> [AIM OF THE TASK]
Your task is to quote the material that follows, in full and exactly.

(Saved entries)
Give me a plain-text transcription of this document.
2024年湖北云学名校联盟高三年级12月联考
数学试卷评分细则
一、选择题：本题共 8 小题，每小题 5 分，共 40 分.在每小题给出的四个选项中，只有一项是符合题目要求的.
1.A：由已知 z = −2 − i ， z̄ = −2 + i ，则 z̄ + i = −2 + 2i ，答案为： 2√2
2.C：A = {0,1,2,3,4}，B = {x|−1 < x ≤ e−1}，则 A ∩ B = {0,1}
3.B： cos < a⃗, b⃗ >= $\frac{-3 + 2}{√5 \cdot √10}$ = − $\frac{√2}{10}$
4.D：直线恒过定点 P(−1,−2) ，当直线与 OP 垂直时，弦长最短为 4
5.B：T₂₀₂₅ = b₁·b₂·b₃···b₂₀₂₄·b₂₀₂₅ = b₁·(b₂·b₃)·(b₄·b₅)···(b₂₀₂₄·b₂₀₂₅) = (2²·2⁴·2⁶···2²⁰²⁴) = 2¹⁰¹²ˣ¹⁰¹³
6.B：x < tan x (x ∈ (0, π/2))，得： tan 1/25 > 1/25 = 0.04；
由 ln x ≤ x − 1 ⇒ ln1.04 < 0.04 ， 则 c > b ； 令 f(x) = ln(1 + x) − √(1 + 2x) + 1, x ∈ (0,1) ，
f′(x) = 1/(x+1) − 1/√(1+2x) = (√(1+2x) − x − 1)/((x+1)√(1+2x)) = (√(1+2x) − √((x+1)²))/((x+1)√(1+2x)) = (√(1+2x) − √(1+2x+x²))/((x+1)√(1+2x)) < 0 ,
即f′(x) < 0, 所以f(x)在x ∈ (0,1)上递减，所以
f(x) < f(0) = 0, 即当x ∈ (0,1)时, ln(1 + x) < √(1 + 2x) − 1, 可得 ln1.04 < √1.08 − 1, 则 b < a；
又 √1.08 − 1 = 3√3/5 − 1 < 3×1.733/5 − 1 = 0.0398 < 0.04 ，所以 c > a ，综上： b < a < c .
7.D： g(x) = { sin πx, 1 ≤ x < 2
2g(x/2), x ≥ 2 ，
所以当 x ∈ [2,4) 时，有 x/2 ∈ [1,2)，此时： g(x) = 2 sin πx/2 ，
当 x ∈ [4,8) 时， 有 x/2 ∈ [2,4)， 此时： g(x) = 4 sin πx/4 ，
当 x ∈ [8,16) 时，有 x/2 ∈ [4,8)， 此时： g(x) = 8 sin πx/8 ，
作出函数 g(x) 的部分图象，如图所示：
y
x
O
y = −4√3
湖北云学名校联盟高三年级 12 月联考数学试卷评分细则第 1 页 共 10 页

> [REPLY TO THE EXERCISE]
Give me a plain-text transcription of this document.
2024年湖北云学名校联盟高三年级12月联考
数学试卷评分细则
一、选择题：本题共 8 小题，每小题 5 分，共 40 分.在每小题给出的四个选项中，只有一项是符合题目要求的.
1.A：由已知 z = −2 − i ， z̄ = −2 + i ，则 z̄ + i = −2 + 2i ，答案为： 2√2
2.C：A = {0,1,2,3,4}，B = {x|−1 < x ≤ e−1}，则 A ∩ B = {0,1}
3.B： cos < a⃗, b⃗ >= $\frac{-3 + 2}{√5 \cdot √10}$ = − $\frac{√2}{10}$
4.D：直线恒过定点 P(−1,−2) ，当直线与 OP 垂直时，弦长最短为 4
5.B：T₂₀₂₅ = b₁·b₂·b₃···b₂₀₂₄·b₂₀₂₅ = b₁·(b₂·b₃)·(b₄·b₅)···(b₂₀₂₄·b₂₀₂₅) = (2²·2⁴·2⁶···2²⁰²⁴) = 2¹⁰¹²ˣ¹⁰¹³
6.B：x < tan x (x ∈ (0, π/2))，得： tan 1/25 > 1/25 = 0.04；
由 ln x ≤ x − 1 ⇒ ln1.04 < 0.04 ， 则 c > b ； 令 f(x) = ln(1 + x) − √(1 + 2x) + 1, x ∈ (0,1) ，
f′(x) = 1/(x+1) − 1/√(1+2x) = (√(1+2x) − x − 1)/((x+1)√(1+2x)) = (√(1+2x) − √((x+1)²))/((x+1)√(1+2x)) = (√(1+2x) − √(1+2x+x²))/((x+1)√(1+2x)) < 0 ,
即f′(x) < 0, 所以f(x)在x ∈ (0,1)上递减，所以
f(x) < f(0) = 0, 即当x ∈ (0,1)时, ln(1 + x) < √(1 + 2x) − 1, 可得 ln1.04 < √1.08 − 1, 则 b < a；
又 √1.08 − 1 = 3√3/5 − 1 < 3×1.733/5 − 1 = 0.0398 < 0.04 ，所以 c > a ，综上： b < a < c .
7.D： g(x) = { sin πx, 1 ≤ x < 2
2g(x/2), x ≥ 2 ，
所以当 x ∈ [2,4) 时，有 x/2 ∈ [1,2)，此时： g(x) = 2 sin πx/2 ，
当 x ∈ [4,8) 时， 有 x/2 ∈ [2,4)， 此时： g(x) = 4 sin πx/4 ，
当 x ∈ [8,16) 时，有 x/2 ∈ [4,8)， 此时： g(x) = 8 sin πx/8 ，
作出函数 g(x) 的部分图象，如图所示：
y
x
O
y = −4√3
湖北云学名校联盟高三年级 12 月联考数学试卷评分细则第 1 页 共 10 页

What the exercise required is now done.